Retype the records that come next, word for word.
----
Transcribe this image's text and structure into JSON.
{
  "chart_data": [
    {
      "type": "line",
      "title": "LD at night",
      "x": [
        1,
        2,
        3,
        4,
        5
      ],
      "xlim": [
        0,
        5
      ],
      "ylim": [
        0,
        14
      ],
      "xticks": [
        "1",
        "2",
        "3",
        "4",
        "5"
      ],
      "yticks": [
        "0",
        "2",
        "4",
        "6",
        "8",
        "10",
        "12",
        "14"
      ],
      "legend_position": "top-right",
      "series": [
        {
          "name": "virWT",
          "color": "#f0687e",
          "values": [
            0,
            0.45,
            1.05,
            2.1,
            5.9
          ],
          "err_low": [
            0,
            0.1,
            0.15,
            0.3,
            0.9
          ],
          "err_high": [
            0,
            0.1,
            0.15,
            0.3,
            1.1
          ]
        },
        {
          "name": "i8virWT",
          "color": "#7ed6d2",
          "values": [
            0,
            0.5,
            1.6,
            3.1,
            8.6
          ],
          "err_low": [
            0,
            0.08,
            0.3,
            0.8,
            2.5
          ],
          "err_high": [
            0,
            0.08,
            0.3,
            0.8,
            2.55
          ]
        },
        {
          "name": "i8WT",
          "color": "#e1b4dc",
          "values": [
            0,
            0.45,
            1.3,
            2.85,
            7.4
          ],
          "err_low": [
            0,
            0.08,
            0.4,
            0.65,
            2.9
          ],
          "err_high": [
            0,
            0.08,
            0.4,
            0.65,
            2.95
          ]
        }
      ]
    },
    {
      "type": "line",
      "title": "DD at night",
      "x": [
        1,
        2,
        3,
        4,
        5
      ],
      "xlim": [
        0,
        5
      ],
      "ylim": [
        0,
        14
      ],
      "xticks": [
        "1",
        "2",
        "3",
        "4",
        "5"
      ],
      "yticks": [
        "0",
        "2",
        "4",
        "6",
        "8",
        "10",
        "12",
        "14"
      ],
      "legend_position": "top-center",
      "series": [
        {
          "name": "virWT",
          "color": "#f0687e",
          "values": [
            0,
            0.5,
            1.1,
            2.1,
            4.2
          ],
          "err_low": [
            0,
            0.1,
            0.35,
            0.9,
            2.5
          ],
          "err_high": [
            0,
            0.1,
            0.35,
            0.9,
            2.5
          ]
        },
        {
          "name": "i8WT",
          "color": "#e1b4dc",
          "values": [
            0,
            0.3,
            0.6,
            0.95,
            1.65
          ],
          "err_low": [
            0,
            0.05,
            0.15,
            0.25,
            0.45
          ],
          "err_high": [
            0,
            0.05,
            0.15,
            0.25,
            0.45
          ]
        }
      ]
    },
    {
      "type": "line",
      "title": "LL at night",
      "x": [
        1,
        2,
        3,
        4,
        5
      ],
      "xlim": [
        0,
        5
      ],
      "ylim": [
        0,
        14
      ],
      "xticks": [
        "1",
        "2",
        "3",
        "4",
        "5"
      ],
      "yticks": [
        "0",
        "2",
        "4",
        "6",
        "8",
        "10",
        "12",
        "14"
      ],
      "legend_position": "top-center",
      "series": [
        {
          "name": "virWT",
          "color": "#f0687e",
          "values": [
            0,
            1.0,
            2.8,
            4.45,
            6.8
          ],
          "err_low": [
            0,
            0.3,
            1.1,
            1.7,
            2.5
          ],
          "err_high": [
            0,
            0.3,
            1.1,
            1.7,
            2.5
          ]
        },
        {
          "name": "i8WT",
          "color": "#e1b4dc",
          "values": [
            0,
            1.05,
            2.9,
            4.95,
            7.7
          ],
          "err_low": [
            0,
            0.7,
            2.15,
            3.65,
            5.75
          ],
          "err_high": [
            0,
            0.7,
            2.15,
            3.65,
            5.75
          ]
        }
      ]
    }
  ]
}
----
▶ Response below:
Transcribe this image's text and structure into JSON.
{
  "chart_data": [
    {
      "type": "line",
      "title": "LD at night",
      "x": [
        1,
        2,
        3,
        4,
        5
      ],
      "xlim": [
        0,
        5
      ],
      "ylim": [
        0,
        14
      ],
      "xticks": [
        "1",
        "2",
        "3",
        "4",
        "5"
      ],
      "yticks": [
        "0",
        "2",
        "4",
        "6",
        "8",
        "10",
        "12",
        "14"
      ],
      "legend_position": "top-right",
      "series": [
        {
          "name": "virWT",
          "color": "#f0687e",
          "values": [
            0,
            0.45,
            1.05,
            2.1,
            5.9
          ],
          "err_low": [
            0,
            0.1,
            0.15,
            0.3,
            0.9
          ],
          "err_high": [
            0,
            0.1,
            0.15,
            0.3,
            1.1
          ]
        },
        {
          "name": "i8virWT",
          "color": "#7ed6d2",
          "values": [
            0,
            0.5,
            1.6,
            3.1,
            8.6
          ],
          "err_low": [
            0,
            0.08,
            0.3,
            0.8,
            2.5
          ],
          "err_high": [
            0,
            0.08,
            0.3,
            0.8,
            2.55
          ]
        },
        {
          "name": "i8WT",
          "color": "#e1b4dc",
          "values": [
            0,
            0.45,
            1.3,
            2.85,
            7.4
          ],
          "err_low": [
            0,
            0.08,
            0.4,
            0.65,
            2.9
          ],
          "err_high": [
            0,
            0.08,
            0.4,
            0.65,
            2.95
          ]
        }
      ]
    },
    {
      "type": "line",
      "title": "DD at night",
      "x": [
        1,
        2,
        3,
        4,
        5
      ],
      "xlim": [
        0,
        5
      ],
      "ylim": [
        0,
        14
      ],
      "xticks": [
        "1",
        "2",
        "3",
        "4",
        "5"
      ],
      "yticks": [
        "0",
        "2",
        "4",
        "6",
        "8",
        "10",
        "12",
        "14"
      ],
      "legend_position": "top-center",
      "series": [
        {
          "name": "virWT",
          "color": "#f0687e",
          "values": [
            0,
            0.5,
            1.1,
            2.1,
            4.2
          ],
          "err_low": [
            0,
            0.1,
            0.35,
            0.9,
            2.5
          ],
          "err_high": [
            0,
            0.1,
            0.35,
            0.9,
            2.5
          ]
        },
        {
          "name": "i8WT",
          "color": "#e1b4dc",
          "values": [
            0,
            0.3,
            0.6,
            0.95,
            1.65
          ],
          "err_low": [
            0,
            0.05,
            0.15,
            0.25,
            0.45
          ],
          "err_high": [
            0,
            0.05,
            0.15,
            0.25,
            0.45
          ]
        }
      ]
    },
    {
      "type": "line",
      "title": "LL at night",
      "x": [
        1,
        2,
        3,
        4,
        5
      ],
      "xlim": [
        0,
        5
      ],
      "ylim": [
        0,
        14
      ],
      "xticks": [
        "1",
        "2",
        "3",
        "4",
        "5"
      ],
      "yticks": [
        "0",
        "2",
        "4",
        "6",
        "8",
        "10",
        "12",
        "14"
      ],
      "legend_position": "top-center",
      "series": [
        {
          "name": "virWT",
          "color": "#f0687e",
          "values": [
            0,
            1.0,
            2.8,
            4.45,
            6.8
          ],
          "err_low": [
            0,
            0.3,
            1.1,
            1.7,
            2.5
          ],
          "err_high": [
            0,
            0.3,
            1.1,
            1.7,
            2.5
          ]
        },
        {
          "name": "i8WT",
          "color": "#e1b4dc",
          "values": [
            0,
            1.05,
            2.9,
            4.95,
            7.7
          ],
          "err_low": [
            0,
            0.7,
            2.15,
            3.65,
            5.75
          ],
          "err_high": [
            0,
            0.7,
            2.15,
            3.65,
            5.75
          ]
        }
      ]
    }
  ]
}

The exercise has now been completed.